| REQUIREMENTS |
Tally the lines that contain "Roaming" and report the total alone.
=======
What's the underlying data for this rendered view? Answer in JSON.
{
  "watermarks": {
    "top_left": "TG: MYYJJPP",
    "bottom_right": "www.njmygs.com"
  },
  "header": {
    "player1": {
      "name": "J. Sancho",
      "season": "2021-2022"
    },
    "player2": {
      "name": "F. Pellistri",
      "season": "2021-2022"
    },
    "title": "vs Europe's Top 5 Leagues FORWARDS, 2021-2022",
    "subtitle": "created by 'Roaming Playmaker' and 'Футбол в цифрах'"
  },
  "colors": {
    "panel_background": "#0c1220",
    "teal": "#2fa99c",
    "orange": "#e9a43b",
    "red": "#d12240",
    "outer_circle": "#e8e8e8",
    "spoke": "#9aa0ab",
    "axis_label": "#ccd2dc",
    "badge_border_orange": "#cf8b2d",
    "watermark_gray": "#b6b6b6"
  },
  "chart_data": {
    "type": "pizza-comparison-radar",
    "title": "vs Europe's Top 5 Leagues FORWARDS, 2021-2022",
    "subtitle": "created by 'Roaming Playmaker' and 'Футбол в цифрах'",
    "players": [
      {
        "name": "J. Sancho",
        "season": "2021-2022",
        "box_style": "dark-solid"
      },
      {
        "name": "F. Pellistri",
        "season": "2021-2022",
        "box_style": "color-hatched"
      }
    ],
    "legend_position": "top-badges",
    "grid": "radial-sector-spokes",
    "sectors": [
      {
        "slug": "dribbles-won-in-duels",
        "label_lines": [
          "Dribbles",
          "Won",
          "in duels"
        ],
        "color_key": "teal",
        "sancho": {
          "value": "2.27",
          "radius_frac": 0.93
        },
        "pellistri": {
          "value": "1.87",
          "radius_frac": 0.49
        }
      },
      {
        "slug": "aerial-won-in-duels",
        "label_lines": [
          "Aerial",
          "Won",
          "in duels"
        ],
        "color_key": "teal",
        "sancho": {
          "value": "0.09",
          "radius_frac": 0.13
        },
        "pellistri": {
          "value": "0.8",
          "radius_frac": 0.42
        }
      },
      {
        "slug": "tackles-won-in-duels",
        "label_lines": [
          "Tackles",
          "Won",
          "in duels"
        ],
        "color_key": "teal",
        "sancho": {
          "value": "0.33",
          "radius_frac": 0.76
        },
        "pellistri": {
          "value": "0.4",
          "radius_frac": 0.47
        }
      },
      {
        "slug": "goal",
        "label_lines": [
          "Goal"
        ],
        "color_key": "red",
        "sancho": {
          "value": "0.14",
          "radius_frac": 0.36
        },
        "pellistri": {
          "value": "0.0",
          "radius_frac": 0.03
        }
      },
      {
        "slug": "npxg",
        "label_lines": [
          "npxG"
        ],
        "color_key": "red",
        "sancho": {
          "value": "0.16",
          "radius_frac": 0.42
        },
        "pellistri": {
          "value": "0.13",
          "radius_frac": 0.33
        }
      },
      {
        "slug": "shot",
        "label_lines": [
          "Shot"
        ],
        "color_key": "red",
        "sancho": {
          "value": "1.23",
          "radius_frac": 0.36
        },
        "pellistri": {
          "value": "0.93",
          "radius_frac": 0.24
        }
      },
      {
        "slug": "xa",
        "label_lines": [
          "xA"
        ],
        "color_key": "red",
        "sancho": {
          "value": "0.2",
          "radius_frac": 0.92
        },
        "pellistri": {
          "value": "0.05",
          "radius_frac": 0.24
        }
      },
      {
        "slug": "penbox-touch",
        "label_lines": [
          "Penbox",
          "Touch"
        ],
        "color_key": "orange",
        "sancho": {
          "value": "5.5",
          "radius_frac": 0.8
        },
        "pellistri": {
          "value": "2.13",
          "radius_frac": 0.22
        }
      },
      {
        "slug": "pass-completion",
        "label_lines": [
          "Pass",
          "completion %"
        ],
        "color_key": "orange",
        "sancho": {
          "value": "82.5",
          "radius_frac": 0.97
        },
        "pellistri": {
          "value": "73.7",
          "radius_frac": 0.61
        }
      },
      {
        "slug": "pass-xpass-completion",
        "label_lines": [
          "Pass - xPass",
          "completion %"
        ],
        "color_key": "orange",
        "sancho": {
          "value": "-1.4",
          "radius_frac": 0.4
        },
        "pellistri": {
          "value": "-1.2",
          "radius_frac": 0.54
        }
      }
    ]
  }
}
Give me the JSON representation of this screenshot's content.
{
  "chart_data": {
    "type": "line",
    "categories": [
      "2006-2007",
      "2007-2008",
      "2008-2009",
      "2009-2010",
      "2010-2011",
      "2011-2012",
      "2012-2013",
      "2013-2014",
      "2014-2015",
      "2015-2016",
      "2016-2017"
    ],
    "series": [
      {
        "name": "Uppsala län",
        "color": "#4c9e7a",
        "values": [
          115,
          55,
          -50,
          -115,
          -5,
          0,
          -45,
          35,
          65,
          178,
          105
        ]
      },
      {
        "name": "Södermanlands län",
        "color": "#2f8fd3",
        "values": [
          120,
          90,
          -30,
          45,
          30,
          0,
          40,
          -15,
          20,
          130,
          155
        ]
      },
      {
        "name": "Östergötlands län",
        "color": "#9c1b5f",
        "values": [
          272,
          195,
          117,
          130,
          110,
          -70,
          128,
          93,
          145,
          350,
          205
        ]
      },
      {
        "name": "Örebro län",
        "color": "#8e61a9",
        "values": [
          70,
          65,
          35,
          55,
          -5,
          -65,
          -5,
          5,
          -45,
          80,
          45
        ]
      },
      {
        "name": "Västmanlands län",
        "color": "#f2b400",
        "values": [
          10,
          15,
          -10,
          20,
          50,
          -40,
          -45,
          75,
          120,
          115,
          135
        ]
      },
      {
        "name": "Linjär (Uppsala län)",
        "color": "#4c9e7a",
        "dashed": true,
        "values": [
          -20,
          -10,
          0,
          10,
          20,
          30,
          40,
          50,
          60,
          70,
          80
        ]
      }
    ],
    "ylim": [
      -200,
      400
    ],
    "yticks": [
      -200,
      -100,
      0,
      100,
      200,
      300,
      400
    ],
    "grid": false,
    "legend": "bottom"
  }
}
=======
| FULL SOLUTION |
2